**PROBLEM DETAILS**:
Copy word for word the lines of the material from its first line through the line with "scatter-point-class-0 [258, 324, 266, 332]", including both of those lines.

## BEGIN SUPPLIED RECORDS

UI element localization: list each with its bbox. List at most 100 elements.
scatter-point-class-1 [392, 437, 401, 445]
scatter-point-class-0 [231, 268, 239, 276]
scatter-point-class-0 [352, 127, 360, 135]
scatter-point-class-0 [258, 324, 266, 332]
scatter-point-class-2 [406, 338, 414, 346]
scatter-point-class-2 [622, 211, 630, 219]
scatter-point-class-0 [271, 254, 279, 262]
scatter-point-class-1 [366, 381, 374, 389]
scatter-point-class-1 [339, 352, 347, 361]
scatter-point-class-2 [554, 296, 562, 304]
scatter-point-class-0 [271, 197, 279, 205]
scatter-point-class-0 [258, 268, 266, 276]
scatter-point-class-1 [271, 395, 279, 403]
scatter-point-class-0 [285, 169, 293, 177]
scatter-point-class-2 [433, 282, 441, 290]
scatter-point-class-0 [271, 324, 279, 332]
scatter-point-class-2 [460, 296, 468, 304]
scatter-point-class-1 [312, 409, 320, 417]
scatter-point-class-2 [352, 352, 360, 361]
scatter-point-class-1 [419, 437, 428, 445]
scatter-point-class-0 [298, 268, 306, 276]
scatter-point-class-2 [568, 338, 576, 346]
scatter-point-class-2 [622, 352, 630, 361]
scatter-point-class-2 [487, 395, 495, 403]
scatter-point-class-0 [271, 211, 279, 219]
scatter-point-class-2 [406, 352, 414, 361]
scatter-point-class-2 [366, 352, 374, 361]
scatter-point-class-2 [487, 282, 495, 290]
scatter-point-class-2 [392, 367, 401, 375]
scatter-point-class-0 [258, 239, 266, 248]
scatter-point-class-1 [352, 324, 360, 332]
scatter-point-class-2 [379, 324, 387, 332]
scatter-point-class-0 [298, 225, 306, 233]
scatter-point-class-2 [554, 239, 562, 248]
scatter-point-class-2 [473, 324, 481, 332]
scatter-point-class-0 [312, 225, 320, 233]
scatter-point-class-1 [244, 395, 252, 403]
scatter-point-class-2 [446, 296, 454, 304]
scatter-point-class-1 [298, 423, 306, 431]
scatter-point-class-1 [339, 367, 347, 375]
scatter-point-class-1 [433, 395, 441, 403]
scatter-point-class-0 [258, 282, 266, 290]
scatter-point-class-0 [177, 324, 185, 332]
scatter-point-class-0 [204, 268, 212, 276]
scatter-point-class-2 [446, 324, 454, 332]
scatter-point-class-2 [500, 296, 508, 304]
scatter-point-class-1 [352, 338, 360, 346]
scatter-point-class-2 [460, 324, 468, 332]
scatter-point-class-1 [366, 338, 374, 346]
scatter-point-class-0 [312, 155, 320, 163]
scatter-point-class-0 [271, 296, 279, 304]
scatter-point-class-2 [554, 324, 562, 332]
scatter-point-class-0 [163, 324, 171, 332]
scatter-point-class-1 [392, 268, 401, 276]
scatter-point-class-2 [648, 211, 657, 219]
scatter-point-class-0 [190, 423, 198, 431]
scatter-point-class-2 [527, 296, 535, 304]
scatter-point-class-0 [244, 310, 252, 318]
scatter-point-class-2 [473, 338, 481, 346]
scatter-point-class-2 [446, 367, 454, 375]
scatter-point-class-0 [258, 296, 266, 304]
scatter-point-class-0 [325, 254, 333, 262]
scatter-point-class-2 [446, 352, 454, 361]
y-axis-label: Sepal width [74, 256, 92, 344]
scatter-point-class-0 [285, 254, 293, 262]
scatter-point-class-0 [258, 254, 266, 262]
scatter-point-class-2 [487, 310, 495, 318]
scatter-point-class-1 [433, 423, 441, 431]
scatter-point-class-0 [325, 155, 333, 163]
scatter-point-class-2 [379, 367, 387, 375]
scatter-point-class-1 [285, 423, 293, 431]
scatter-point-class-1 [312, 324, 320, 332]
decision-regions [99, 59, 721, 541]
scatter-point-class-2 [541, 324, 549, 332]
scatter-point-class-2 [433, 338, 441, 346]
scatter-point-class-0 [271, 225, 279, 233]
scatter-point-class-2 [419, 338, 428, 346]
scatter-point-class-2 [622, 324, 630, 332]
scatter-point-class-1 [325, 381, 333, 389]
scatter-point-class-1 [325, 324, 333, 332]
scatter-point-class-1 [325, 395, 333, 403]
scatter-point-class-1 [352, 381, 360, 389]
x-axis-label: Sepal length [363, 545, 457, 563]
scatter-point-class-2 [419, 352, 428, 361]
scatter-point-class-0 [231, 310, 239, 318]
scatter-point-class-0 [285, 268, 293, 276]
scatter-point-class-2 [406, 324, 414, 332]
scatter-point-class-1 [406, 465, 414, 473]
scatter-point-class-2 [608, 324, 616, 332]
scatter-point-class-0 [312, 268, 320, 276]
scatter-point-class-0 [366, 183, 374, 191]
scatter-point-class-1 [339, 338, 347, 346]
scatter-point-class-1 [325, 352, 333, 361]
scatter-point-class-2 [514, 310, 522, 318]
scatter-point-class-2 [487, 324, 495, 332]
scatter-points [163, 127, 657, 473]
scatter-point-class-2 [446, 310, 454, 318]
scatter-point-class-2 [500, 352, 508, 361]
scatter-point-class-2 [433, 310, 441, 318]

## END SUPPLIED RECORDS

**TASK RESULT**:
UI element localization: list each with its bbox. List at most 100 elements.
scatter-point-class-1 [392, 437, 401, 445]
scatter-point-class-0 [231, 268, 239, 276]
scatter-point-class-0 [352, 127, 360, 135]
scatter-point-class-0 [258, 324, 266, 332]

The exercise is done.